**JOB**
Extract all records. Keep each one exact.

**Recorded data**
——————

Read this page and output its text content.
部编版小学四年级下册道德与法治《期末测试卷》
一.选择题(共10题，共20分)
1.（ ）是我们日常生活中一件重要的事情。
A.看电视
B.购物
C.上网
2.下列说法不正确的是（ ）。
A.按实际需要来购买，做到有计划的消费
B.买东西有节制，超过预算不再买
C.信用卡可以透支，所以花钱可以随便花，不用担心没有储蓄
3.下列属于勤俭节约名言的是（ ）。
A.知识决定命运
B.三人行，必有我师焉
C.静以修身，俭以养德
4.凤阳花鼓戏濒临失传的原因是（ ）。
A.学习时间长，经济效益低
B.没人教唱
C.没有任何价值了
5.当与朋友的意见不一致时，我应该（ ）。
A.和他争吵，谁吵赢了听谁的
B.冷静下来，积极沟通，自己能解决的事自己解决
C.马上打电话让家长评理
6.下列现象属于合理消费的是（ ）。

——————

**RESULT OF THE EXERCISE**
Read this page and output its text content.
部编版小学四年级下册道德与法治《期末测试卷》
一.选择题(共10题，共20分)
1.（ ）是我们日常生活中一件重要的事情。
A.看电视
B.购物
C.上网
2.下列说法不正确的是（ ）。
A.按实际需要来购买，做到有计划的消费
B.买东西有节制，超过预算不再买
C.信用卡可以透支，所以花钱可以随便花，不用担心没有储蓄
3.下列属于勤俭节约名言的是（ ）。
A.知识决定命运
B.三人行，必有我师焉
C.静以修身，俭以养德
4.凤阳花鼓戏濒临失传的原因是（ ）。
A.学习时间长，经济效益低
B.没人教唱
C.没有任何价值了
5.当与朋友的意见不一致时，我应该（ ）。
A.和他争吵，谁吵赢了听谁的
B.冷静下来，积极沟通，自己能解决的事自己解决
C.马上打电话让家长评理
6.下列现象属于合理消费的是（ ）。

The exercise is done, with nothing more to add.